Work required ::
Please copy the items below, without any change, from the first line through the line containing "column-header[interactable]: IP地址 [704, 99, 928, 125]", including both of those lines.
--- Material provided ---
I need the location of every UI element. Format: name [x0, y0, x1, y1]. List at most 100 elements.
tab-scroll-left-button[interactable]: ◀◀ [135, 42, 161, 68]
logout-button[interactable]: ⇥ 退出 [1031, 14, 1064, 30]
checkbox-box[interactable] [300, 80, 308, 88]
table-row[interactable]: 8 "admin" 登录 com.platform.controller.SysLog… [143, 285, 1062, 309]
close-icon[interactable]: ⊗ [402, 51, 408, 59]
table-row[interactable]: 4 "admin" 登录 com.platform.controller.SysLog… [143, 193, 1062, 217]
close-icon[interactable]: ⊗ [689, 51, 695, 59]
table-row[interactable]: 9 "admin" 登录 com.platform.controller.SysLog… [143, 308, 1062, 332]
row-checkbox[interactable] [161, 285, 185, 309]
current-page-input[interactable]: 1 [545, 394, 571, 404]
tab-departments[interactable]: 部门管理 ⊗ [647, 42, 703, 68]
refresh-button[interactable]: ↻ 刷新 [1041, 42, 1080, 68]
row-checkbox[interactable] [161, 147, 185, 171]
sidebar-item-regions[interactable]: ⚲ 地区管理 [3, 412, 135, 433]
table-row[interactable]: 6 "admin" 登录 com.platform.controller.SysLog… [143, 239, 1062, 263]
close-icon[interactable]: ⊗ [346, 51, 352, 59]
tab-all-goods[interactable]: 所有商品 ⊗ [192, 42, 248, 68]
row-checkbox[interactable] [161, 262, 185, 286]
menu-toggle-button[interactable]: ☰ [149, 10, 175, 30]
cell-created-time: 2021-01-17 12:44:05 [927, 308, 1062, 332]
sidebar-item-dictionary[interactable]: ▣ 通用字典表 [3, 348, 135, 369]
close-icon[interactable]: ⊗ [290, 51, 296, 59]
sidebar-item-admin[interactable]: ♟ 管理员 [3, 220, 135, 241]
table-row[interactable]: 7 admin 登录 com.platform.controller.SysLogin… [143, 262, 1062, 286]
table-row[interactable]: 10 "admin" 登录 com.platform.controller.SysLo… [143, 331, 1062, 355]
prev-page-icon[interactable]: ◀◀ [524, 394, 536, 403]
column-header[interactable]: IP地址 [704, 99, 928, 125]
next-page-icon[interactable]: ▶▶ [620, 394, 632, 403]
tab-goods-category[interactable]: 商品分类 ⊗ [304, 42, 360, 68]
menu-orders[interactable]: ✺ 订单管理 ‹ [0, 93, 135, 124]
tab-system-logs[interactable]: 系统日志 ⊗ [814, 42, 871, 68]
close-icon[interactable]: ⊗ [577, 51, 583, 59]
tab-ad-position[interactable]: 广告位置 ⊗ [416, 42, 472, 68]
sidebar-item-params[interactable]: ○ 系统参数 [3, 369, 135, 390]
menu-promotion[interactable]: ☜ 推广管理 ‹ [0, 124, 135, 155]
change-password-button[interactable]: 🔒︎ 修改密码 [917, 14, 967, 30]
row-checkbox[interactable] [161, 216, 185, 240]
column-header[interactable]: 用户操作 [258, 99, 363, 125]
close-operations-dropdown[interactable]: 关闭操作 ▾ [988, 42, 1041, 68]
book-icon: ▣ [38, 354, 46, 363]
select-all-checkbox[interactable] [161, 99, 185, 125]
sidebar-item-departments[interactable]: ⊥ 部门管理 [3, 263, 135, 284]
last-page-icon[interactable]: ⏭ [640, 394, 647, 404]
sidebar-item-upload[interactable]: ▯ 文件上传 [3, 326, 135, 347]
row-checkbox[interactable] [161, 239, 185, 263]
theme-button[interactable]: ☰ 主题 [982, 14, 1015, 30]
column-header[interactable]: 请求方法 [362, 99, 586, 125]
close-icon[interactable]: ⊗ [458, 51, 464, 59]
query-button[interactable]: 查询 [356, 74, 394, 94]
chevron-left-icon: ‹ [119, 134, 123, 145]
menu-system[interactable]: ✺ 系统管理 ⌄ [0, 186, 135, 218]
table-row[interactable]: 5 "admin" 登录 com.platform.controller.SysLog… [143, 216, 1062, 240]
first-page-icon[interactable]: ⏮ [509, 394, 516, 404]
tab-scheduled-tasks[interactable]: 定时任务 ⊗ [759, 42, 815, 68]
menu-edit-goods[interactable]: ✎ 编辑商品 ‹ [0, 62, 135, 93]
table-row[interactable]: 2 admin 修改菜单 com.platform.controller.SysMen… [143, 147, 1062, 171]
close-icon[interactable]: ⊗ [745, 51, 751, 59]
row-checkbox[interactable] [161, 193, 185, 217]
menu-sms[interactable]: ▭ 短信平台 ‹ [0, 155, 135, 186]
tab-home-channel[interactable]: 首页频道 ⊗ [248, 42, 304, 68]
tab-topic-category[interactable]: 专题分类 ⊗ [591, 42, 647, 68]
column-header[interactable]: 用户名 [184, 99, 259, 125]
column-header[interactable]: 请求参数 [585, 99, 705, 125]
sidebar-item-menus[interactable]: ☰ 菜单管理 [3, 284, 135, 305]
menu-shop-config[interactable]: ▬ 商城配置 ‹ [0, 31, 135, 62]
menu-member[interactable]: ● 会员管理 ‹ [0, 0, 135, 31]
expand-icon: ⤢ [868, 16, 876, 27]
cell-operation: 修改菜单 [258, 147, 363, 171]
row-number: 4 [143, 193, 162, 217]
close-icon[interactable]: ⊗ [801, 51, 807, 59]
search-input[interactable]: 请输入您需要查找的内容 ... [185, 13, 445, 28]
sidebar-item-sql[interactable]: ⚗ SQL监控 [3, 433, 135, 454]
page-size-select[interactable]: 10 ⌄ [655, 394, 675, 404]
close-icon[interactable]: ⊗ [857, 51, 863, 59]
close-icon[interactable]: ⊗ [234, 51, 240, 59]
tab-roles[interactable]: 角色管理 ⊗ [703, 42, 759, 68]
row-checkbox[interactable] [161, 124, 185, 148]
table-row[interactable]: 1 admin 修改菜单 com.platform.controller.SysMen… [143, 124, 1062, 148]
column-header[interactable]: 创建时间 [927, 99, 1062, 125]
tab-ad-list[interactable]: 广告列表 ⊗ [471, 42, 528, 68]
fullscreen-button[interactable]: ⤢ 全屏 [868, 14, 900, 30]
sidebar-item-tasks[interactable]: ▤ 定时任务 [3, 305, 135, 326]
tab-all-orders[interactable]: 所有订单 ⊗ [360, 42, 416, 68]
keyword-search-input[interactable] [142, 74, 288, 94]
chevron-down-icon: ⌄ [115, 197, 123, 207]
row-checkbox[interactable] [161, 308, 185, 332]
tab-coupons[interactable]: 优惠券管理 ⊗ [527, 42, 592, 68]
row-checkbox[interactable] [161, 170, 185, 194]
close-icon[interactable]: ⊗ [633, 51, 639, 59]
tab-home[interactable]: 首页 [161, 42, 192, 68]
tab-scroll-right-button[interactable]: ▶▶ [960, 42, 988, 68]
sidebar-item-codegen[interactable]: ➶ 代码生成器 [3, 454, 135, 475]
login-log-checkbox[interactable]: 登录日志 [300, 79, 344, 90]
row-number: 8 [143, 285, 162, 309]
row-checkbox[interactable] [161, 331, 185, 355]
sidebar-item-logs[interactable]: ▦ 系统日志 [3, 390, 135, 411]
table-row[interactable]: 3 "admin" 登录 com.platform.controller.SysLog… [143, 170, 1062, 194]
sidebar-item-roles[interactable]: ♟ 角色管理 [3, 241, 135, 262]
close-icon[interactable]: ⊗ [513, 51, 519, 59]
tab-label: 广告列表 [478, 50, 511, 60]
---
Response below ::
I need the location of every UI element. Format: name [x0, y0, x1, y1]. List at most 100 elements.
tab-scroll-left-button[interactable]: ◀◀ [135, 42, 161, 68]
logout-button[interactable]: ⇥ 退出 [1031, 14, 1064, 30]
checkbox-box[interactable] [300, 80, 308, 88]
table-row[interactable]: 8 "admin" 登录 com.platform.controller.SysLog… [143, 285, 1062, 309]
close-icon[interactable]: ⊗ [402, 51, 408, 59]
table-row[interactable]: 4 "admin" 登录 com.platform.controller.SysLog… [143, 193, 1062, 217]
close-icon[interactable]: ⊗ [689, 51, 695, 59]
table-row[interactable]: 9 "admin" 登录 com.platform.controller.SysLog… [143, 308, 1062, 332]
row-checkbox[interactable] [161, 285, 185, 309]
current-page-input[interactable]: 1 [545, 394, 571, 404]
tab-departments[interactable]: 部门管理 ⊗ [647, 42, 703, 68]
refresh-button[interactable]: ↻ 刷新 [1041, 42, 1080, 68]
row-checkbox[interactable] [161, 147, 185, 171]
sidebar-item-regions[interactable]: ⚲ 地区管理 [3, 412, 135, 433]
table-row[interactable]: 6 "admin" 登录 com.platform.controller.SysLog… [143, 239, 1062, 263]
close-icon[interactable]: ⊗ [346, 51, 352, 59]
tab-all-goods[interactable]: 所有商品 ⊗ [192, 42, 248, 68]
row-checkbox[interactable] [161, 262, 185, 286]
menu-toggle-button[interactable]: ☰ [149, 10, 175, 30]
cell-created-time: 2021-01-17 12:44:05 [927, 308, 1062, 332]
sidebar-item-dictionary[interactable]: ▣ 通用字典表 [3, 348, 135, 369]
close-icon[interactable]: ⊗ [290, 51, 296, 59]
sidebar-item-admin[interactable]: ♟ 管理员 [3, 220, 135, 241]
table-row[interactable]: 7 admin 登录 com.platform.controller.SysLogin… [143, 262, 1062, 286]
table-row[interactable]: 10 "admin" 登录 com.platform.controller.SysLo… [143, 331, 1062, 355]
prev-page-icon[interactable]: ◀◀ [524, 394, 536, 403]
column-header[interactable]: IP地址 [704, 99, 928, 125]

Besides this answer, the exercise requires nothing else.